GOAL:
Your task is to copy each line that has the word "icon".

[Extracted records]
══════════════════════════════

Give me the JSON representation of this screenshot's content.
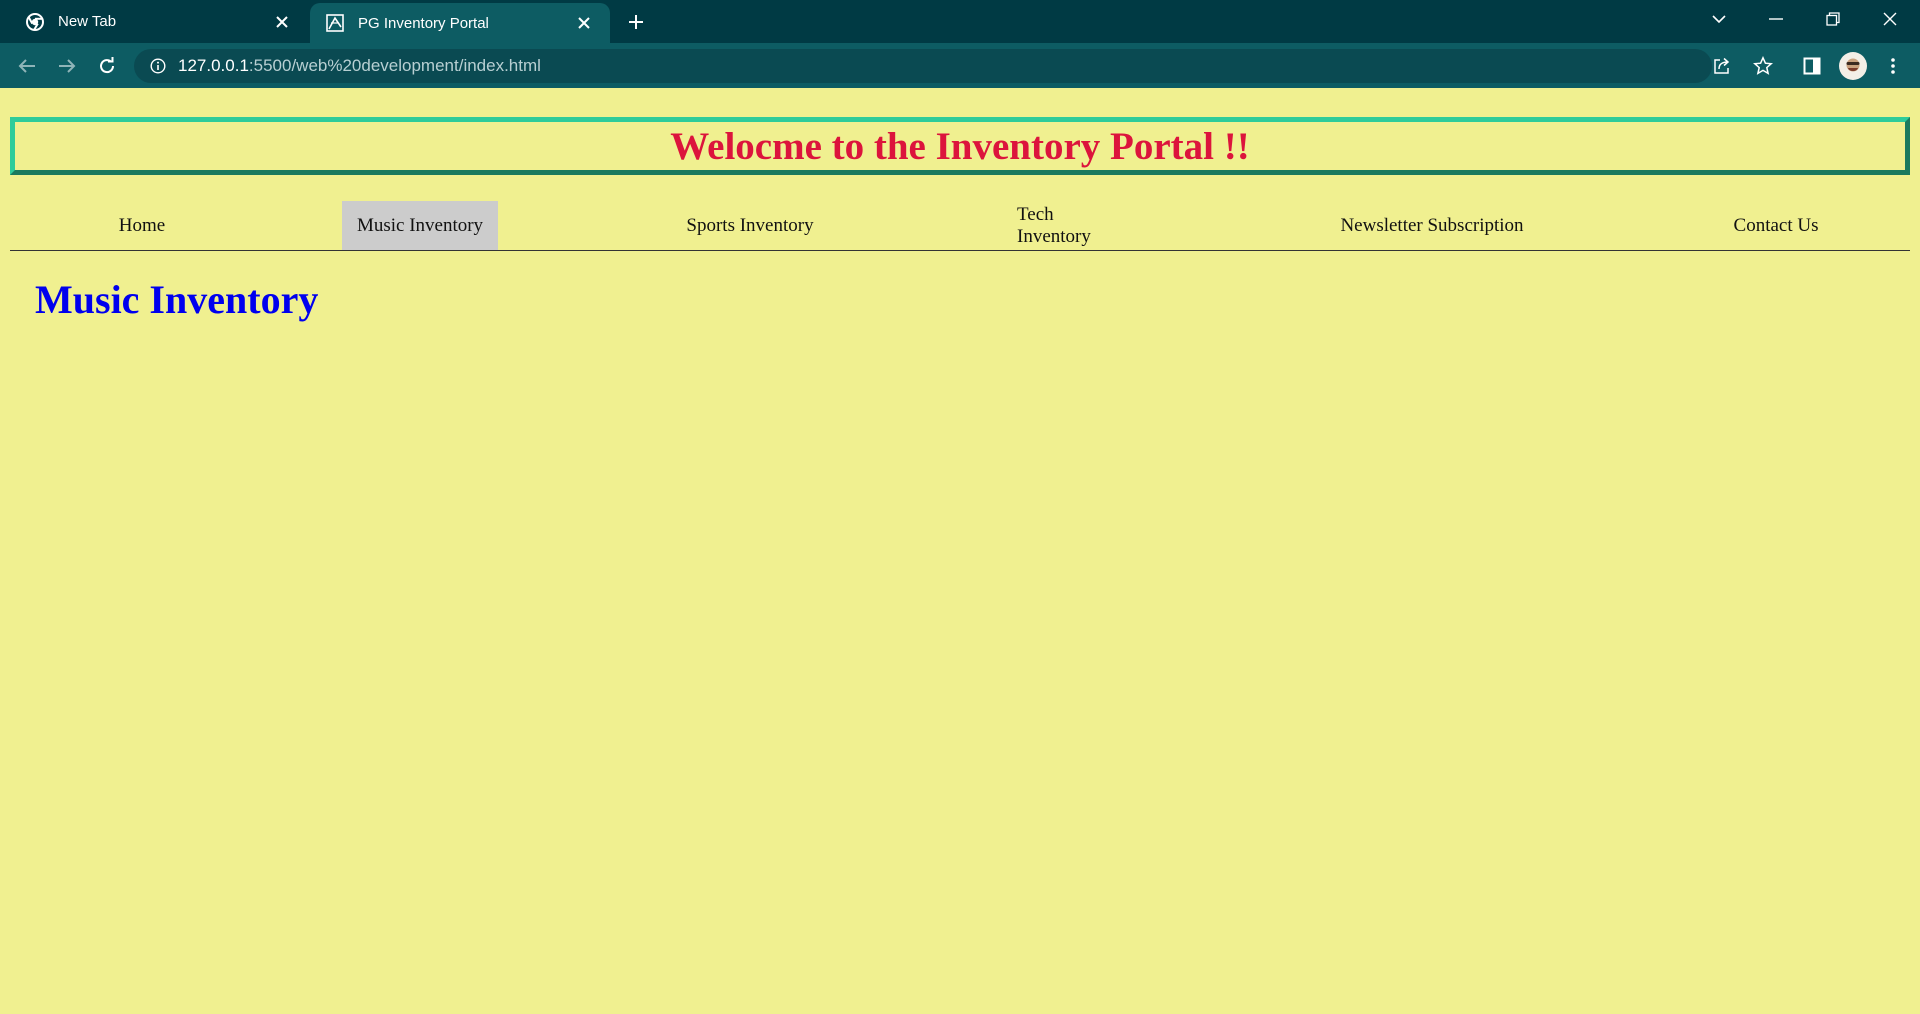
{
  "browser": {
    "tabs": [
      {
        "title": "New Tab",
        "icon": "chrome-icon",
        "active": false
      },
      {
        "title": "PG Inventory Portal",
        "icon": "page-favicon-icon",
        "active": true
      }
    ],
    "url_host": "127.0.0.1",
    "url_rest": ":5500/web%20development/index.html"
  },
  "page": {
    "banner_title": "Welocme to the Inventory Portal !!",
    "nav": [
      {
        "label": "Home"
      },
      {
        "label": "Music Inventory"
      },
      {
        "label": "Sports Inventory"
      },
      {
        "label": "Tech Inventory"
      },
      {
        "label": "Newsletter Subscription"
      },
      {
        "label": "Contact Us"
      }
    ],
    "active_nav": "Music Inventory",
    "section_title": "Music Inventory"
  },
  "colors": {
    "page_background": "#f0f090",
    "banner_text": "#dc143c",
    "banner_border": "#2ecc9a",
    "section_title": "#0000ee",
    "active_nav_background": "#cccccc",
    "chrome_frame": "#003a44",
    "chrome_toolbar": "#0d5c63"
  }
}
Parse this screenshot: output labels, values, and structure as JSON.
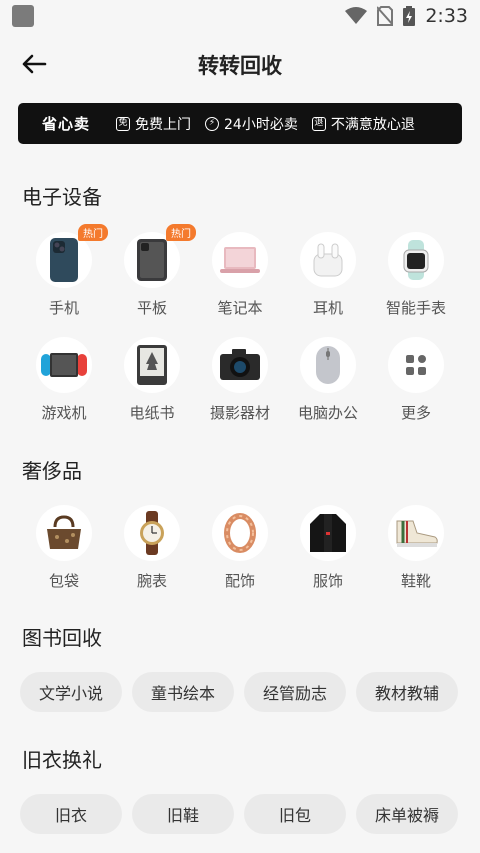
{
  "status": {
    "time": "2:33"
  },
  "header": {
    "title": "转转回收"
  },
  "banner": {
    "brand": "省心卖",
    "items": [
      {
        "icon": "免",
        "label": "免费上门"
      },
      {
        "icon": "⚡",
        "label": "24小时必卖"
      },
      {
        "icon": "退",
        "label": "不满意放心退"
      }
    ]
  },
  "electronics": {
    "title": "电子设备",
    "hot_label": "热门",
    "items": [
      {
        "label": "手机"
      },
      {
        "label": "平板"
      },
      {
        "label": "笔记本"
      },
      {
        "label": "耳机"
      },
      {
        "label": "智能手表"
      },
      {
        "label": "游戏机"
      },
      {
        "label": "电纸书"
      },
      {
        "label": "摄影器材"
      },
      {
        "label": "电脑办公"
      },
      {
        "label": "更多"
      }
    ]
  },
  "luxury": {
    "title": "奢侈品",
    "items": [
      {
        "label": "包袋"
      },
      {
        "label": "腕表"
      },
      {
        "label": "配饰"
      },
      {
        "label": "服饰"
      },
      {
        "label": "鞋靴"
      }
    ]
  },
  "books": {
    "title": "图书回收",
    "items": [
      "文学小说",
      "童书绘本",
      "经管励志",
      "教材教辅"
    ]
  },
  "clothes": {
    "title": "旧衣换礼",
    "items": [
      "旧衣",
      "旧鞋",
      "旧包",
      "床单被褥"
    ]
  },
  "colors": {
    "accent": "#f47a2d",
    "banner_bg": "#111111"
  }
}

══════════════════════════════

OUTPUT BELOW:
        "icon": "chrome-icon",
        "icon": "page-favicon-icon",
        "icon": "免",
        "icon": "⚡",
        "icon": "退",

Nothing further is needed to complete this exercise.